**EXERCISE 1:**
List every glass object that the article on upcycled bongs says was made into a bong.
**EXERCISE 2:**
In the article on upcycled bongs, what price range is given for bongs from BongPop?
**EXERCISE 3:**
From the article on upcycled bongs, repeat word for word the part that opens with the words containing "For Katie Martin, who" and closes with "draw his customers.".

**DOCUMENT SECTION:**
Mr. Stublaski, who lives in Racine, Wis., made his first bong out of an antique pinkish glass vase last December, and began posting his conversions on Instagram in February. He has made pieces out of glass decanters that have Zodiac signs adorning their bases and recently converted a glass bottle shaped like a poodle (the bowl is where the dog’s tail would be, and the mouthpiece is at the top of its head). His company is called BongPop; bongs can range from about $130 to $350.

Mr. Stublaski imagines his client base as “‘aesthetic stoners’ who are like, “Oh yes, this would kind of fit my vibe and kind of fit my household,’” he said.

For Katie Martin, who lives in Tulsa, Okla., bringing new life to an old object is one of the motivating factors in her upcycled bong business.

She converted her first piece, an E.O. Brody hobnail glass vase, after “tons of trial and error,” in November, and started to post her creations on Instagram and sell them online under the name Glass Act; they cost $45 to $120. One of her favorite pieces is made out of a vase that came with a sticker saying that it was a Christmas gift from 1941.

“If it has a history and I know the history, I love it a thousand times more,” Ms. Martin, 34, said.

Mr. Stublaski shares Ms. Martin’s enthusiasm for the stories behind the vases and believes that the previous lives of the bongs he makes help draw his customers.

“You can smoke out of them, but also if you keep it clean, you can have it out on display, you can put flowers in it,” he said. “It’s kind of just a nice conversation piece for your home.”

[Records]
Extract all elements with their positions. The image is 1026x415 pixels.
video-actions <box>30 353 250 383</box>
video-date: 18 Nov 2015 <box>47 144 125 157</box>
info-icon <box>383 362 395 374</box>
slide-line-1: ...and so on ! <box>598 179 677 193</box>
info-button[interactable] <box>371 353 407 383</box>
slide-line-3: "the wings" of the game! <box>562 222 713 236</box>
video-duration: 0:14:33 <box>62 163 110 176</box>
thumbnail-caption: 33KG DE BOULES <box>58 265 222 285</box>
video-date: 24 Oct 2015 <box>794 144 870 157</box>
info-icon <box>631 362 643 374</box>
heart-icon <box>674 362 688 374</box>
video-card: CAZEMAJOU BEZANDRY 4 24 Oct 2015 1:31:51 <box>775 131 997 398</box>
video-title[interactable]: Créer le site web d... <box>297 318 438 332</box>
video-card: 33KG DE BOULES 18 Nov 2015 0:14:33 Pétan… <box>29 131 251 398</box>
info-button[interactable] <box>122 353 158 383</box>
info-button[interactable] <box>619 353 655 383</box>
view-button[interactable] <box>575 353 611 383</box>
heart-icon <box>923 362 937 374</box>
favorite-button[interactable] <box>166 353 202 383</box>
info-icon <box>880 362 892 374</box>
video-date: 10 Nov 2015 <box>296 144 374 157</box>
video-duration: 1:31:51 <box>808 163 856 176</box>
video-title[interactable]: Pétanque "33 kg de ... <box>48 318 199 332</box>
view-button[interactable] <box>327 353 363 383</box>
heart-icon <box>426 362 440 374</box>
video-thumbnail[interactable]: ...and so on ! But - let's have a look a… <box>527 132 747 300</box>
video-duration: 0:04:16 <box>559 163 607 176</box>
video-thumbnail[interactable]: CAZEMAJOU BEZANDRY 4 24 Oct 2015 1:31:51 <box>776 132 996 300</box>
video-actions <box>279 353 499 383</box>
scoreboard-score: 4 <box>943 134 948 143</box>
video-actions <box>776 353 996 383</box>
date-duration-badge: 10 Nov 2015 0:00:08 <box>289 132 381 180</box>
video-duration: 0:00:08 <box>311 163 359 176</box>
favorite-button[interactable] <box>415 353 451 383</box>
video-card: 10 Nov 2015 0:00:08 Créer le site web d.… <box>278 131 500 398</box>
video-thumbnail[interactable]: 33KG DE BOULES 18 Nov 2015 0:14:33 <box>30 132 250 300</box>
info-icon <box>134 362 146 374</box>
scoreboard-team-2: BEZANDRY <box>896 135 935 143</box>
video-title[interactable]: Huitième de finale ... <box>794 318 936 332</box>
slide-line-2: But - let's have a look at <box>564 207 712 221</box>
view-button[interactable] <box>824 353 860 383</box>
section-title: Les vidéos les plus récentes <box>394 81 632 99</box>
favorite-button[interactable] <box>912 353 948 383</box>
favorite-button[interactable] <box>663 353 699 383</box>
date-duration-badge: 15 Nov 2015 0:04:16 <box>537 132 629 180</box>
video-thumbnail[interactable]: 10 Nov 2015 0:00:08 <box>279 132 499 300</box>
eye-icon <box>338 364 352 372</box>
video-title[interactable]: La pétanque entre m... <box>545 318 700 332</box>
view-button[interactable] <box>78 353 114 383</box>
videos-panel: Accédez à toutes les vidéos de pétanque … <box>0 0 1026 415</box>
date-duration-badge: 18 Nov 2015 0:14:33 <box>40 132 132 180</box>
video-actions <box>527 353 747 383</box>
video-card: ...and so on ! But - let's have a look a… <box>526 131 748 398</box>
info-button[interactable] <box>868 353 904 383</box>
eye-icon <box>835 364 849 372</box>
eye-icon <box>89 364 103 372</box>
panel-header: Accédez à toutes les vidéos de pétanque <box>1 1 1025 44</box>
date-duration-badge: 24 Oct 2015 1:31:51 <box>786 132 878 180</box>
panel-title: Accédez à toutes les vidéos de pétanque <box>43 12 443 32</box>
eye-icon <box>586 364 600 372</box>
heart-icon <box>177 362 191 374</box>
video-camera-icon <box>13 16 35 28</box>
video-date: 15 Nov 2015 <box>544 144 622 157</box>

**FINAL RESULT 1:**
- An antique pinkish glass vase
- Glass decanters with Zodiac signs adorning their bases
- A glass bottle shaped like a poodle
- An E.O. Brody hobnail glass vase
- A vase with a sticker saying it was a Christmas gift from 1941

**FINAL RESULT 2:**
About $130 to $350.

**FINAL RESULT 3:**
For Katie Martin, who lives in Tulsa, Okla., bringing new life to an old object is one of the motivating factors in her upcycled bong business.

She converted her first piece, an E.O. Brody hobnail glass vase, after “tons of trial and error,” in November, and started to post her creations on Instagram and sell them online under the name Glass Act; they cost $45 to $120. One of her favorite pieces is made out of a vase that came with a sticker saying that it was a Christmas gift from 1941.

“If it has a history and I know the history, I love it a thousand times more,” Ms. Martin, 34, said.

Mr. Stublaski shares Ms. Martin’s enthusiasm for the stories behind the vases and believes that the previous lives of the bongs he makes help draw his customers.